• **Directions for this task**:
Locate each row below that contains the word "annotation", and copy all of those rows in full.

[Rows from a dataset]
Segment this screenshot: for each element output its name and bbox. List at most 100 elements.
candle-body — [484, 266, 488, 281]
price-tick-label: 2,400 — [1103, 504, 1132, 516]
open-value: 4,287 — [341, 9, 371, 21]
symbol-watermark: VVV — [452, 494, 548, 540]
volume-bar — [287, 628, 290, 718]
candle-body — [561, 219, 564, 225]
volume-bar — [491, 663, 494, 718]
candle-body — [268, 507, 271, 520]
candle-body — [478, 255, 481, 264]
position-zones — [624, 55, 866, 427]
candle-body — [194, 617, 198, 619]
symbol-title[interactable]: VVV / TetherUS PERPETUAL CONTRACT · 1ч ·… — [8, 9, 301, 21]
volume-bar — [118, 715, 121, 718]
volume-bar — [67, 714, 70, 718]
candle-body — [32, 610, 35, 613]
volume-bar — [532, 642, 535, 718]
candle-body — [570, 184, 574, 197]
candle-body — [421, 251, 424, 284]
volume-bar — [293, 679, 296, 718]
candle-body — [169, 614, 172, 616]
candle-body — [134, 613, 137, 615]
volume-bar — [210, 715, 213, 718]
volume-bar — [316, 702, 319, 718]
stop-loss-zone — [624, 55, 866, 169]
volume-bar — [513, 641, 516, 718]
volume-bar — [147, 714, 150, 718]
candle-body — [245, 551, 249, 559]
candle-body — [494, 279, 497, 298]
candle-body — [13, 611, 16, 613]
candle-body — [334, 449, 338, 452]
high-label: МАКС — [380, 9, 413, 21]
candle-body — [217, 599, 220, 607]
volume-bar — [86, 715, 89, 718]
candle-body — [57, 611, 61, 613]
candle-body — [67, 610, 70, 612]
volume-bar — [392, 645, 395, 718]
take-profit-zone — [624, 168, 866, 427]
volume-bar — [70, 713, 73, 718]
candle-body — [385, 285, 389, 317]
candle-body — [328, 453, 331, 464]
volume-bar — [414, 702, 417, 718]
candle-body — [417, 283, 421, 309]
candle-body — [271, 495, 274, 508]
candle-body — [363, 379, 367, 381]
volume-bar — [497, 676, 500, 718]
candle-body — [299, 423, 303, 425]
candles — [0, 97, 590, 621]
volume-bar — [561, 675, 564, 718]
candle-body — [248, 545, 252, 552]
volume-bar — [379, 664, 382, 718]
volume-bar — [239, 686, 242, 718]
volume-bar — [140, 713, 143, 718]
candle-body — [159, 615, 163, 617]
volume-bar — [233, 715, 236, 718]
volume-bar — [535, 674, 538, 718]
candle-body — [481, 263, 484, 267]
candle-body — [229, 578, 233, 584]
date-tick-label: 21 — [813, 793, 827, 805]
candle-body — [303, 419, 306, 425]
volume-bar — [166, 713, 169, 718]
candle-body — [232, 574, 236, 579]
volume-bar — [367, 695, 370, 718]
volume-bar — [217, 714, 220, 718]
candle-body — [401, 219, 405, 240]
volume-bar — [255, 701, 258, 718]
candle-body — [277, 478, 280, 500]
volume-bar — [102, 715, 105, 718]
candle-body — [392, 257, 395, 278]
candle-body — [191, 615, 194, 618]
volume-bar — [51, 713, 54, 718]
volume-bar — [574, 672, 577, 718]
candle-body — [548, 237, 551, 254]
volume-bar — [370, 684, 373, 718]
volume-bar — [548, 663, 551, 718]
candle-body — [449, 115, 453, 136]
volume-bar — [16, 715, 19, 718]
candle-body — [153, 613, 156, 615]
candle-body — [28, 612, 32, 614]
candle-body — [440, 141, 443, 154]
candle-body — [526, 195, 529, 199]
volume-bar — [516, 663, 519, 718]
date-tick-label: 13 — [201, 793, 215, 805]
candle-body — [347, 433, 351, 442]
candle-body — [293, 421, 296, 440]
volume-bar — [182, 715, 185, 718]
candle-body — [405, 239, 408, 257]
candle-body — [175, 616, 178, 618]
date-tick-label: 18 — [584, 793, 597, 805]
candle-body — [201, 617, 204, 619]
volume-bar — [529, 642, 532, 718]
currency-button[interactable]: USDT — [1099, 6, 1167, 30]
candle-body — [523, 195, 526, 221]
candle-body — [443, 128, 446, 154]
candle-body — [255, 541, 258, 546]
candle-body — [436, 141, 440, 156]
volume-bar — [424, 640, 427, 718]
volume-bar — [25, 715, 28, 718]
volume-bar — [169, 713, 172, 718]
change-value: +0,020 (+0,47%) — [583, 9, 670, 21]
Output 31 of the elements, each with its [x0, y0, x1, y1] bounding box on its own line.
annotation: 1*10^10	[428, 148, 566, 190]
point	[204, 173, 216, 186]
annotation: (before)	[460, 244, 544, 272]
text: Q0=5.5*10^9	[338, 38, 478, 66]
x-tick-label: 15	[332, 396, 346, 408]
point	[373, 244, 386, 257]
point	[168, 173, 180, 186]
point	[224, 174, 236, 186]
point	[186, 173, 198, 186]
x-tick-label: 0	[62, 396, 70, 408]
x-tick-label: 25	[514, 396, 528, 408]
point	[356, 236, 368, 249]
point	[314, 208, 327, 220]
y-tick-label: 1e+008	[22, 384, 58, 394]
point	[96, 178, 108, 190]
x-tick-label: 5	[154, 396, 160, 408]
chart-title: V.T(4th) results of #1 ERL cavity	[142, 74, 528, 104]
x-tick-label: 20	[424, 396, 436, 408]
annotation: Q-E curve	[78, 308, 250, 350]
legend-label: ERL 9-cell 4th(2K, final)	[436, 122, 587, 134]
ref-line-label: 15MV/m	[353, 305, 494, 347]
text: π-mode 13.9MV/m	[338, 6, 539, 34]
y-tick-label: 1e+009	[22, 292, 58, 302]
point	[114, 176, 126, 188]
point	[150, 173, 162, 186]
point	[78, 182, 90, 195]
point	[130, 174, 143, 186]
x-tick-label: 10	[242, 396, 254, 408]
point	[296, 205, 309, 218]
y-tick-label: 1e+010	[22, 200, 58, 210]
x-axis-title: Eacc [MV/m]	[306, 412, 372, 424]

• **Output for this task**:
annotation: 1*10^10	[428, 148, 566, 190]
annotation: (before)	[460, 244, 544, 272]
annotation: Q-E curve	[78, 308, 250, 350]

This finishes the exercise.